_PROBLEM TO WORK ON_
Pull out every line below containing the word "color".

_Figure record listings_

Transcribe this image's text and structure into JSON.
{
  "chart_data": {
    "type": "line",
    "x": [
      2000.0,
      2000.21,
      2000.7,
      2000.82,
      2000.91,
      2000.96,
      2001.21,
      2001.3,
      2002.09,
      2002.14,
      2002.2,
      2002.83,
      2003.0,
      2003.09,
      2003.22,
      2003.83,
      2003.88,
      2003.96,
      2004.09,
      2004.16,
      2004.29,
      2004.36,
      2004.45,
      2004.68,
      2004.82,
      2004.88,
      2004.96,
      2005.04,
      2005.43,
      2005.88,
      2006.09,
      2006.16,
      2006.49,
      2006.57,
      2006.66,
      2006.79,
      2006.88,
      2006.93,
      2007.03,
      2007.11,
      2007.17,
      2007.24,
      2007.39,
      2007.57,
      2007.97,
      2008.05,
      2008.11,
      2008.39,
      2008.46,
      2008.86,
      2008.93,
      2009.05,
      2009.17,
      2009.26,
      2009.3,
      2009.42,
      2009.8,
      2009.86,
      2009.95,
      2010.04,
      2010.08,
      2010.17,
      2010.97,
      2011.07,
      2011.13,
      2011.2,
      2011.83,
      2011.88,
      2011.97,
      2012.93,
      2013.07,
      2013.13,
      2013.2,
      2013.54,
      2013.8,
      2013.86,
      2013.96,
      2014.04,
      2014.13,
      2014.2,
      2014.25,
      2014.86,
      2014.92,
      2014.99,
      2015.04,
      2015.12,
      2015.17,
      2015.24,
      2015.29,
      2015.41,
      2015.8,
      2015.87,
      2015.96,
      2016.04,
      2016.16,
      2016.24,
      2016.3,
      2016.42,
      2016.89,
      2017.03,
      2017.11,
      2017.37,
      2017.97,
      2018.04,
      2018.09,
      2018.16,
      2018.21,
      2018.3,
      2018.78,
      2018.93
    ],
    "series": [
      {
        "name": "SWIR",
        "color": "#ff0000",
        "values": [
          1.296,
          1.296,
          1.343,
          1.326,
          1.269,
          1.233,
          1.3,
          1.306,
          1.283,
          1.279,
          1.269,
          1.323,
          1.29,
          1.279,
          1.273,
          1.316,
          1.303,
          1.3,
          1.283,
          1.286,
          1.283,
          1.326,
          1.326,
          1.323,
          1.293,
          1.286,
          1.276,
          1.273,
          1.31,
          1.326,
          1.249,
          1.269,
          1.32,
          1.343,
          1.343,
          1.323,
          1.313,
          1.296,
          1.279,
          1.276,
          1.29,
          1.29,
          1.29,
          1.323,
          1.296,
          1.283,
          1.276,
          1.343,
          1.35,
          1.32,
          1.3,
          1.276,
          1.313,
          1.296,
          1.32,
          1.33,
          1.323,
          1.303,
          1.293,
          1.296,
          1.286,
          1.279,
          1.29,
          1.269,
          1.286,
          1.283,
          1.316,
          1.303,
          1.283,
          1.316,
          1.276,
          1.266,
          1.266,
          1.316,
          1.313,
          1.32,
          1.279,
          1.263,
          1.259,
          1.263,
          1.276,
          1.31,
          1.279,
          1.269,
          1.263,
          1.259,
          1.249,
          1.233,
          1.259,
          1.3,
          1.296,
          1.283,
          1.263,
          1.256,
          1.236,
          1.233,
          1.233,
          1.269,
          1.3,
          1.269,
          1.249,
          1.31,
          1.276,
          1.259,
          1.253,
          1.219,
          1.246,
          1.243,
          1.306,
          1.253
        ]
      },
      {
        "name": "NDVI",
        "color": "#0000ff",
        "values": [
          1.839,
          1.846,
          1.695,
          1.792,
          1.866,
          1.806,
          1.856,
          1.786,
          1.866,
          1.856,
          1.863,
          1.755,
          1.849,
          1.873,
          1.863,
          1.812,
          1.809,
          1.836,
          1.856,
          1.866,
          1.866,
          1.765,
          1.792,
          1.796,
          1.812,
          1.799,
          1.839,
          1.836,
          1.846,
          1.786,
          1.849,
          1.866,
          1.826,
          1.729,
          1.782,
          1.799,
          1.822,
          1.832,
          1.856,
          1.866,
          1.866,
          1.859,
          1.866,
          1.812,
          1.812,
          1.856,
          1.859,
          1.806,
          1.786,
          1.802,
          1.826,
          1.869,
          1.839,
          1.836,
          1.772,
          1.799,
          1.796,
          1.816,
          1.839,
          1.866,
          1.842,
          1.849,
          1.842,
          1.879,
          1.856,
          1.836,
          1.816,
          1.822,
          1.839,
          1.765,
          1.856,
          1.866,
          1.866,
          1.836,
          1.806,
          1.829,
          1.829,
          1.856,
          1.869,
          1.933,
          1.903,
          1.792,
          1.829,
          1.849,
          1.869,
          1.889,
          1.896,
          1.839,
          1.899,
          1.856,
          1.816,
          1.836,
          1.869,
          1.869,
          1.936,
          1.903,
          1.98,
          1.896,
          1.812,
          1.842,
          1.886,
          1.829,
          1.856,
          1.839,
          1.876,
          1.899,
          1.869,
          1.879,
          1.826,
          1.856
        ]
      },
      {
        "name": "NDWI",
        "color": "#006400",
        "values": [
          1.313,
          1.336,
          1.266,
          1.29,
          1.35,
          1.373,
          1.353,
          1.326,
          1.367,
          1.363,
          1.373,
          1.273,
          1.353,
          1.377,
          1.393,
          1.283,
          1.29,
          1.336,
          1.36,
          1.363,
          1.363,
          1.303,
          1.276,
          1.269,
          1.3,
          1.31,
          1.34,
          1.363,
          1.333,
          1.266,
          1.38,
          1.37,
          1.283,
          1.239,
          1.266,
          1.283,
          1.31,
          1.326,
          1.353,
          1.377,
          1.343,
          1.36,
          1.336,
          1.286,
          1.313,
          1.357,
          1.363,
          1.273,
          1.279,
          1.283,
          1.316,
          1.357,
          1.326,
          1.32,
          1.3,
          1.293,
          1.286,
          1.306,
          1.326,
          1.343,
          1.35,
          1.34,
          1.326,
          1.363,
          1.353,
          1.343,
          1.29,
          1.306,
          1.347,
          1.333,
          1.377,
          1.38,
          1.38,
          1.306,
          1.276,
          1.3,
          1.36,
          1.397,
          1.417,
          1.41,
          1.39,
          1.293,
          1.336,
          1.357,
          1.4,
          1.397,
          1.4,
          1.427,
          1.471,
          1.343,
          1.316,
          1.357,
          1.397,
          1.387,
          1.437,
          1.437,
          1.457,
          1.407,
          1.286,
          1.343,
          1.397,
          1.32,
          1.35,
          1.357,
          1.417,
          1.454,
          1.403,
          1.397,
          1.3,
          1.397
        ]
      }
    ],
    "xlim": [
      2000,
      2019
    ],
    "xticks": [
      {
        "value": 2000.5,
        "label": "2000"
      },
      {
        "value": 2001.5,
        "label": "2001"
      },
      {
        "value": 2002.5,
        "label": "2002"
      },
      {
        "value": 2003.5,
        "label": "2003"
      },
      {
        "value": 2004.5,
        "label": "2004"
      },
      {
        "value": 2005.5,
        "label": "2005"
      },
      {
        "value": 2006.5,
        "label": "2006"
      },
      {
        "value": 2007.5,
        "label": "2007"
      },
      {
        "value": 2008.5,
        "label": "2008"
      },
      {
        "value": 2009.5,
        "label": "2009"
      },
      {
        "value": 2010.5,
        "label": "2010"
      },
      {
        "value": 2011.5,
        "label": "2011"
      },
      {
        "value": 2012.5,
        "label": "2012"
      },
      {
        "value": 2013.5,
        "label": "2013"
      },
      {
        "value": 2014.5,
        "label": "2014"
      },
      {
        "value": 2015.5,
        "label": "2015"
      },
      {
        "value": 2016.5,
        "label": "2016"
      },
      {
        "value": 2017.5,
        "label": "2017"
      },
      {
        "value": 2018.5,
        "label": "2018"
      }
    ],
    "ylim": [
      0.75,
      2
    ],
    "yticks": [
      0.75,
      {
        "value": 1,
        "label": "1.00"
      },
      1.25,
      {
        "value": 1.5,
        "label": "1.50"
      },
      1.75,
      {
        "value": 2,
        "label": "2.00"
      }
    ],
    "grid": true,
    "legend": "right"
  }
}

_ANSWER TO THE TASK_
        "color": "#ff0000",
        "color": "#0000ff",
        "color": "#006400",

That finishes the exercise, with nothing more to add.